:: SOURCE MATERIAL ::

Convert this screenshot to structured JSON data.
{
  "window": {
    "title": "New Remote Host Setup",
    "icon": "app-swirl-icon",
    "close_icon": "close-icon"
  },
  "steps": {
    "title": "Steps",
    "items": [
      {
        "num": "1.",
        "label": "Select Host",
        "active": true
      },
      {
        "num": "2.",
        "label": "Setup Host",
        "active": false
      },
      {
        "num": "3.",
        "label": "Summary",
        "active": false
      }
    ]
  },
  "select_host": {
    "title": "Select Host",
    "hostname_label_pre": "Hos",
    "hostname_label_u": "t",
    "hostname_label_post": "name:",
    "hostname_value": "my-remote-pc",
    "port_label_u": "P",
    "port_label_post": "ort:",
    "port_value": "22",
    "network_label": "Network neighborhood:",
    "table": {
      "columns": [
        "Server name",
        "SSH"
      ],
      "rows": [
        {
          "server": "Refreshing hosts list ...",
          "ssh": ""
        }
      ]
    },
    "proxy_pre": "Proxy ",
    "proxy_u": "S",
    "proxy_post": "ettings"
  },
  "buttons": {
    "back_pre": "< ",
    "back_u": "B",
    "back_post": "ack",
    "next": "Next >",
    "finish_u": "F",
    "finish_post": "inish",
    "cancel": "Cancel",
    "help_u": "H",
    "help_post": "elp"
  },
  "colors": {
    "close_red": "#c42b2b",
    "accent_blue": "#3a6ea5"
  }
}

:::

DO THIS
Print the listing above in its entirety, with every line exact.

ANSWER IN FULL
Convert this screenshot to structured JSON data.
{
  "window": {
    "title": "New Remote Host Setup",
    "icon": "app-swirl-icon",
    "close_icon": "close-icon"
  },
  "steps": {
    "title": "Steps",
    "items": [
      {
        "num": "1.",
        "label": "Select Host",
        "active": true
      },
      {
        "num": "2.",
        "label": "Setup Host",
        "active": false
      },
      {
        "num": "3.",
        "label": "Summary",
        "active": false
      }
    ]
  },
  "select_host": {
    "title": "Select Host",
    "hostname_label_pre": "Hos",
    "hostname_label_u": "t",
    "hostname_label_post": "name:",
    "hostname_value": "my-remote-pc",
    "port_label_u": "P",
    "port_label_post": "ort:",
    "port_value": "22",
    "network_label": "Network neighborhood:",
    "table": {
      "columns": [
        "Server name",
        "SSH"
      ],
      "rows": [
        {
          "server": "Refreshing hosts list ...",
          "ssh": ""
        }
      ]
    },
    "proxy_pre": "Proxy ",
    "proxy_u": "S",
    "proxy_post": "ettings"
  },
  "buttons": {
    "back_pre": "< ",
    "back_u": "B",
    "back_post": "ack",
    "next": "Next >",
    "finish_u": "F",
    "finish_post": "inish",
    "cancel": "Cancel",
    "help_u": "H",
    "help_post": "elp"
  },
  "colors": {
    "close_red": "#c42b2b",
    "accent_blue": "#3a6ea5"
  }
}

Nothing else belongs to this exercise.